WHAT YOU SHOULD DO: Extract every record, keeping each one exactly as it is.

PROVIDED ENTRIES:
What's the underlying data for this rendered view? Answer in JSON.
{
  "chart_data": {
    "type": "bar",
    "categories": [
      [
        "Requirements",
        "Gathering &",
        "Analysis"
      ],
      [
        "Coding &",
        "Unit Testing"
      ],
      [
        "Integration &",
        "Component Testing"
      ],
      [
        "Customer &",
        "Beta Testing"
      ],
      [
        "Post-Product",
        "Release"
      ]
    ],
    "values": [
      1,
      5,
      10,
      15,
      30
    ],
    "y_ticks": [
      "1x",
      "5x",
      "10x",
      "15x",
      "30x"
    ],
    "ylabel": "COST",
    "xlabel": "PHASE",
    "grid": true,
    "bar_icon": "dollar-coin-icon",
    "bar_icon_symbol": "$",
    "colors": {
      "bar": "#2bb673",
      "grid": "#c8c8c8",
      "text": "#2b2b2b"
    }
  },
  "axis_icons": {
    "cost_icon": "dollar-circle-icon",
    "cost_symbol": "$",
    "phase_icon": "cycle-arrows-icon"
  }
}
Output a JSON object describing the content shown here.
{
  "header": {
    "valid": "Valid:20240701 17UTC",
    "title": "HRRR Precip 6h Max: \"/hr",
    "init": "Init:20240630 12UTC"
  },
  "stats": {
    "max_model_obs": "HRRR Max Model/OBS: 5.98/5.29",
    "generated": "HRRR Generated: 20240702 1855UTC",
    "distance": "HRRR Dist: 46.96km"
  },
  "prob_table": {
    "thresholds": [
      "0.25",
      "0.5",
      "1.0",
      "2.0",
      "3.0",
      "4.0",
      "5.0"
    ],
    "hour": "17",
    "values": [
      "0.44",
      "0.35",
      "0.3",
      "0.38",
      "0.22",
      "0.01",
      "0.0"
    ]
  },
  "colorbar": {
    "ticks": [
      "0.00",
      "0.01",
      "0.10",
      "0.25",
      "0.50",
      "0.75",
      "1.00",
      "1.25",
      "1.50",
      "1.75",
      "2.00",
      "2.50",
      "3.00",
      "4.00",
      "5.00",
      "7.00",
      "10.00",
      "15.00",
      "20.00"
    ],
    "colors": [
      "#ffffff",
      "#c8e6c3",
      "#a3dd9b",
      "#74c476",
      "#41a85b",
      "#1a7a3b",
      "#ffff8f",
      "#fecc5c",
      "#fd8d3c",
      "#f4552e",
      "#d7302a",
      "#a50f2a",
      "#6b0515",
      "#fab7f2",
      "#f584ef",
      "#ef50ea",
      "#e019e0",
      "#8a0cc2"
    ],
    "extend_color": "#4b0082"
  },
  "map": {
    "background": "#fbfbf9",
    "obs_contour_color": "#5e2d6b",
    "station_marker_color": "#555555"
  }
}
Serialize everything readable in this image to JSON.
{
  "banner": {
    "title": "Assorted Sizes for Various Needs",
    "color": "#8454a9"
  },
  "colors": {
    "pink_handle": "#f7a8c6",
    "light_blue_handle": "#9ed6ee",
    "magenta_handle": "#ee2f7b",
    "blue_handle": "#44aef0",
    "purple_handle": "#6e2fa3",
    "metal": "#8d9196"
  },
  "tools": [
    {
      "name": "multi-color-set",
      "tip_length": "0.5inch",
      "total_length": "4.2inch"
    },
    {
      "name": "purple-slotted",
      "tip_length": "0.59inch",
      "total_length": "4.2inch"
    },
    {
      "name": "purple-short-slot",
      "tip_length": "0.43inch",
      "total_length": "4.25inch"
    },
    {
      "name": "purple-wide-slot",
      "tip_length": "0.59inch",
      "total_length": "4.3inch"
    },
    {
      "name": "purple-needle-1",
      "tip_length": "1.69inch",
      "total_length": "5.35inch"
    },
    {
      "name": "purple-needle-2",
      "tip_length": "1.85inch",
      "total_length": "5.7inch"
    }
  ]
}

EXERCISE RESULT:
What's the underlying data for this rendered view? Answer in JSON.
{
  "chart_data": {
    "type": "bar",
    "categories": [
      [
        "Requirements",
        "Gathering &",
        "Analysis"
      ],
      [
        "Coding &",
        "Unit Testing"
      ],
      [
        "Integration &",
        "Component Testing"
      ],
      [
        "Customer &",
        "Beta Testing"
      ],
      [
        "Post-Product",
        "Release"
      ]
    ],
    "values": [
      1,
      5,
      10,
      15,
      30
    ],
    "y_ticks": [
      "1x",
      "5x",
      "10x",
      "15x",
      "30x"
    ],
    "ylabel": "COST",
    "xlabel": "PHASE",
    "grid": true,
    "bar_icon": "dollar-coin-icon",
    "bar_icon_symbol": "$",
    "colors": {
      "bar": "#2bb673",
      "grid": "#c8c8c8",
      "text": "#2b2b2b"
    }
  },
  "axis_icons": {
    "cost_icon": "dollar-circle-icon",
    "cost_symbol": "$",
    "phase_icon": "cycle-arrows-icon"
  }
}
Output a JSON object describing the content shown here.
{
  "header": {
    "valid": "Valid:20240701 17UTC",
    "title": "HRRR Precip 6h Max: \"/hr",
    "init": "Init:20240630 12UTC"
  },
  "stats": {
    "max_model_obs": "HRRR Max Model/OBS: 5.98/5.29",
    "generated": "HRRR Generated: 20240702 1855UTC",
    "distance": "HRRR Dist: 46.96km"
  },
  "prob_table": {
    "thresholds": [
      "0.25",
      "0.5",
      "1.0",
      "2.0",
      "3.0",
      "4.0",
      "5.0"
    ],
    "hour": "17",
    "values": [
      "0.44",
      "0.35",
      "0.3",
      "0.38",
      "0.22",
      "0.01",
      "0.0"
    ]
  },
  "colorbar": {
    "ticks": [
      "0.00",
      "0.01",
      "0.10",
      "0.25",
      "0.50",
      "0.75",
      "1.00",
      "1.25",
      "1.50",
      "1.75",
      "2.00",
      "2.50",
      "3.00",
      "4.00",
      "5.00",
      "7.00",
      "10.00",
      "15.00",
      "20.00"
    ],
    "colors": [
      "#ffffff",
      "#c8e6c3",
      "#a3dd9b",
      "#74c476",
      "#41a85b",
      "#1a7a3b",
      "#ffff8f",
      "#fecc5c",
      "#fd8d3c",
      "#f4552e",
      "#d7302a",
      "#a50f2a",
      "#6b0515",
      "#fab7f2",
      "#f584ef",
      "#ef50ea",
      "#e019e0",
      "#8a0cc2"
    ],
    "extend_color": "#4b0082"
  },
  "map": {
    "background": "#fbfbf9",
    "obs_contour_color": "#5e2d6b",
    "station_marker_color": "#555555"
  }
}
Serialize everything readable in this image to JSON.
{
  "banner": {
    "title": "Assorted Sizes for Various Needs",
    "color": "#8454a9"
  },
  "colors": {
    "pink_handle": "#f7a8c6",
    "light_blue_handle": "#9ed6ee",
    "magenta_handle": "#ee2f7b",
    "blue_handle": "#44aef0",
    "purple_handle": "#6e2fa3",
    "metal": "#8d9196"
  },
  "tools": [
    {
      "name": "multi-color-set",
      "tip_length": "0.5inch",
      "total_length": "4.2inch"
    },
    {
      "name": "purple-slotted",
      "tip_length": "0.59inch",
      "total_length": "4.2inch"
    },
    {
      "name": "purple-short-slot",
      "tip_length": "0.43inch",
      "total_length": "4.25inch"
    },
    {
      "name": "purple-wide-slot",
      "tip_length": "0.59inch",
      "total_length": "4.3inch"
    },
    {
      "name": "purple-needle-1",
      "tip_length": "1.69inch",
      "total_length": "5.35inch"
    },
    {
      "name": "purple-needle-2",
      "tip_length": "1.85inch",
      "total_length": "5.7inch"
    }
  ]
}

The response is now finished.